--- The task ---
Lines that contain the string "JSON" are to be copied; leave out all others.

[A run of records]

☆ ☆ ☆ ☆

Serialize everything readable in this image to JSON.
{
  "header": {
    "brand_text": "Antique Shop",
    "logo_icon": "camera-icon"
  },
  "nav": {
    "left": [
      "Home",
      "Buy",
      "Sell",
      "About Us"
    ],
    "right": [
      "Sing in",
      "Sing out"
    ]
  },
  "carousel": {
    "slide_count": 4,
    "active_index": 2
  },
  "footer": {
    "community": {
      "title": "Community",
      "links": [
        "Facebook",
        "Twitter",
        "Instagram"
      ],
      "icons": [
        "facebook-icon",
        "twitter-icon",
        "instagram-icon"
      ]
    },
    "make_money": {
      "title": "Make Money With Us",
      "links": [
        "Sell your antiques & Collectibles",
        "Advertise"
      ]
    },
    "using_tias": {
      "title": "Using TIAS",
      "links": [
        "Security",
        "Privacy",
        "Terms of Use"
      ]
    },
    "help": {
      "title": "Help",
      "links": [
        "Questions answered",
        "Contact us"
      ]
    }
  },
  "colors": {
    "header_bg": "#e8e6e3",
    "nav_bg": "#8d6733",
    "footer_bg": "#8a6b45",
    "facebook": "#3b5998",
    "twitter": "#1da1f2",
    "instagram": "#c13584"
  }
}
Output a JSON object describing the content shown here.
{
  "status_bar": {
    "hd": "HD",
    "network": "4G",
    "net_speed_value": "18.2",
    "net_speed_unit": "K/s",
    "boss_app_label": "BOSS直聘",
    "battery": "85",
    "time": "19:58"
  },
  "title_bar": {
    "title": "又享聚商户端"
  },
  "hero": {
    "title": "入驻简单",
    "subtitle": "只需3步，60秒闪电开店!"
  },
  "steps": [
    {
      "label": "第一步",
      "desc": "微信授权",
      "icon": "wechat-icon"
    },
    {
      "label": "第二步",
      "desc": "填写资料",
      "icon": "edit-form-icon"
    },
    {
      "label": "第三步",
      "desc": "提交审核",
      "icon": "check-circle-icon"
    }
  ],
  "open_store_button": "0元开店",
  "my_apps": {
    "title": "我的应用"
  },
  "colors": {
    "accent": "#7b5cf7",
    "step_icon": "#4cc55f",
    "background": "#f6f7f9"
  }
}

☆ ☆ ☆ ☆

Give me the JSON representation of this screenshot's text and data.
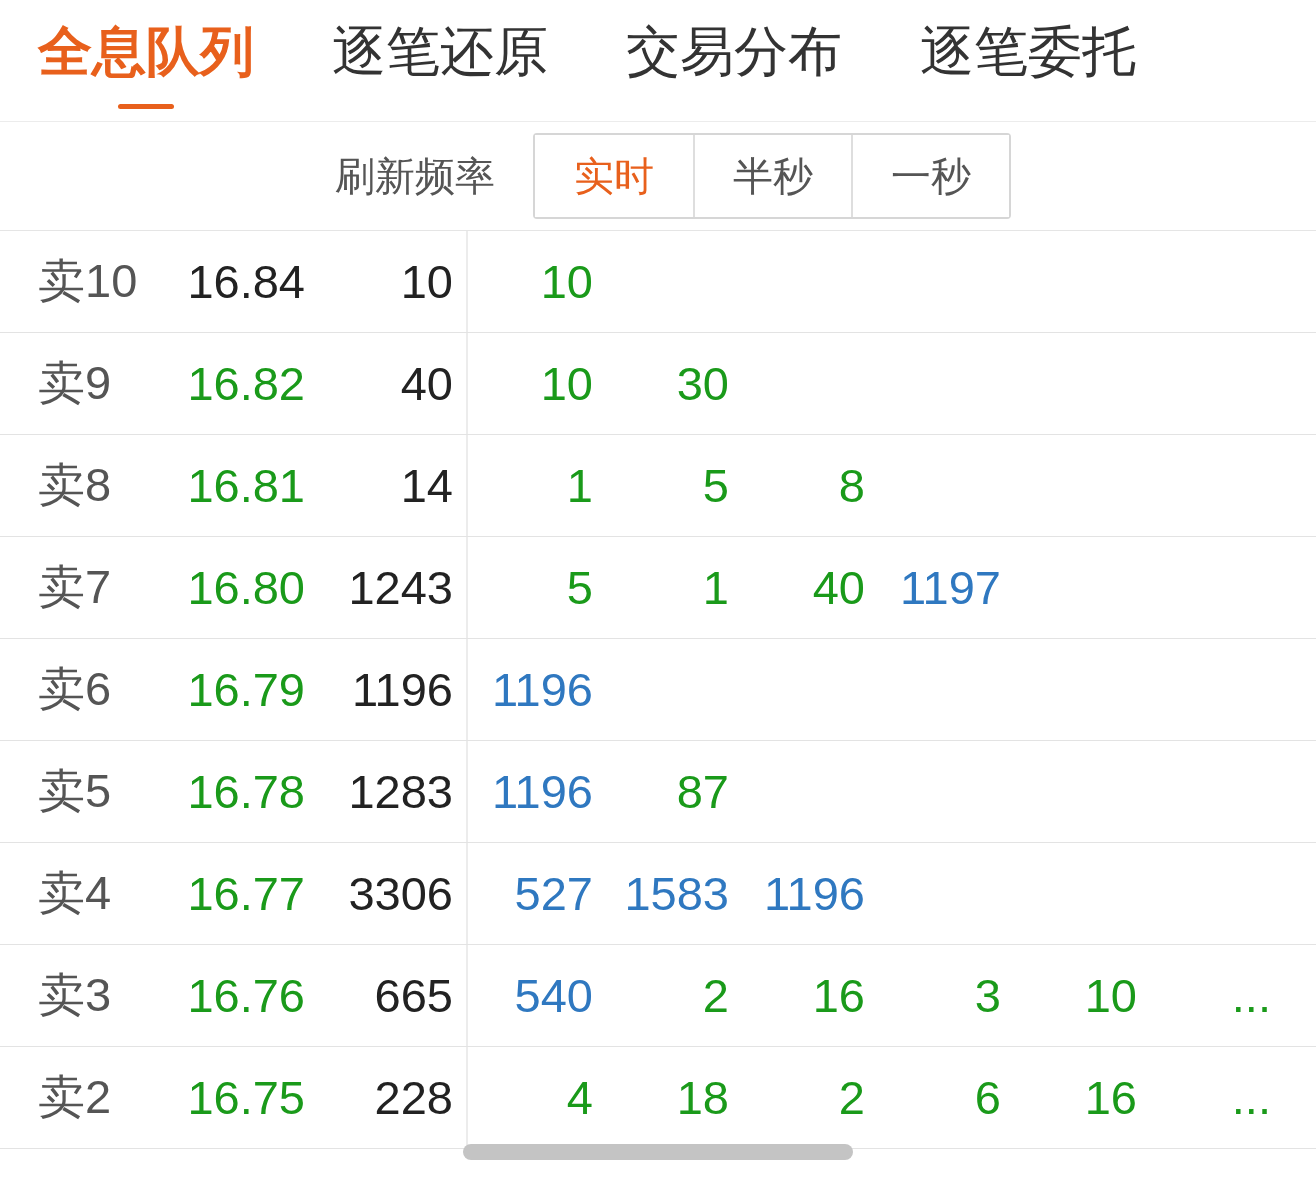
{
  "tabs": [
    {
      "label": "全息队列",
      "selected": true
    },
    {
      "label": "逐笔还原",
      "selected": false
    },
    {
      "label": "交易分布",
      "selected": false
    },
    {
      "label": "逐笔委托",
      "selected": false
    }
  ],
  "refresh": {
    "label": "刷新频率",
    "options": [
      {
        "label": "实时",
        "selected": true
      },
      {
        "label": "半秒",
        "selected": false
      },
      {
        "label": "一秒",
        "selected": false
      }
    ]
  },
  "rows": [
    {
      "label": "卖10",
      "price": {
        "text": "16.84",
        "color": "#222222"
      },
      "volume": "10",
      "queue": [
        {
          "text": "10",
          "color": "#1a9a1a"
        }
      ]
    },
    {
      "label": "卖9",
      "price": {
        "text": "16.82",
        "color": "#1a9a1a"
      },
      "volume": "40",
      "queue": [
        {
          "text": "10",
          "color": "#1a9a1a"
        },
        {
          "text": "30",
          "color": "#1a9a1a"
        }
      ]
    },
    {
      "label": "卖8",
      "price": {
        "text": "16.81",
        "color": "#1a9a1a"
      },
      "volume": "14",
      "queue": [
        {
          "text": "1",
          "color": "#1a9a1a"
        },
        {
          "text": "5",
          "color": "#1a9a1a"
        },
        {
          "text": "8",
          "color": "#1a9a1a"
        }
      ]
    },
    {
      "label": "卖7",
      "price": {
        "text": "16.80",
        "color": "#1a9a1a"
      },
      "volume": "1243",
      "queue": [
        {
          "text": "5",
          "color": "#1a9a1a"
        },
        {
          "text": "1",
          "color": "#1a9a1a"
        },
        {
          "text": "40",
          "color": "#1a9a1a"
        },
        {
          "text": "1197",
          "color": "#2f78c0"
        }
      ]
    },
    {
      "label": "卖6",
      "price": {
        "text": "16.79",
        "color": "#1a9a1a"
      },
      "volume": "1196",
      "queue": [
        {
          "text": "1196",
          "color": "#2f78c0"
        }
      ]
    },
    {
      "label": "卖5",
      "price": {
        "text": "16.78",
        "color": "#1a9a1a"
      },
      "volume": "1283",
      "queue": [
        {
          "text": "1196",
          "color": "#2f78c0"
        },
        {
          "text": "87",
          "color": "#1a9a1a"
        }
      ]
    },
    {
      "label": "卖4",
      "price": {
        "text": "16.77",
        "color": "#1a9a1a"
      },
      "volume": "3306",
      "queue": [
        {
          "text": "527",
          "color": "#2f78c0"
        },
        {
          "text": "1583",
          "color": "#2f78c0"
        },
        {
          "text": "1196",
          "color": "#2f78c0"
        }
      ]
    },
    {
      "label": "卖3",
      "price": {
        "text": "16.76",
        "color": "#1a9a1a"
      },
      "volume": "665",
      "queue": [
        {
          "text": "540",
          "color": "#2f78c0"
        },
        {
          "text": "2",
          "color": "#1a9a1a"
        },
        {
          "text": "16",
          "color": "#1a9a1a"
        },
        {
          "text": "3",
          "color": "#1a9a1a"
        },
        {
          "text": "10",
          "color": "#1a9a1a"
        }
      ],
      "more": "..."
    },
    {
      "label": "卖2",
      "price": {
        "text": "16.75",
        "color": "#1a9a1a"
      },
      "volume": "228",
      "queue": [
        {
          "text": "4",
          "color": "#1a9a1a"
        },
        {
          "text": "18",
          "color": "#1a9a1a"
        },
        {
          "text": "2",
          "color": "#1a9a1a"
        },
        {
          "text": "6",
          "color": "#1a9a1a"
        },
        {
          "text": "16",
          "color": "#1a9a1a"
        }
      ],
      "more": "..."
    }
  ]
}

☆ ☆ ☆ ☆

--- Complete output ---
Serialize everything readable in this image to JSON.
Output a JSON object describing the content shown here.
Give me the JSON representation of this screenshot's text and data.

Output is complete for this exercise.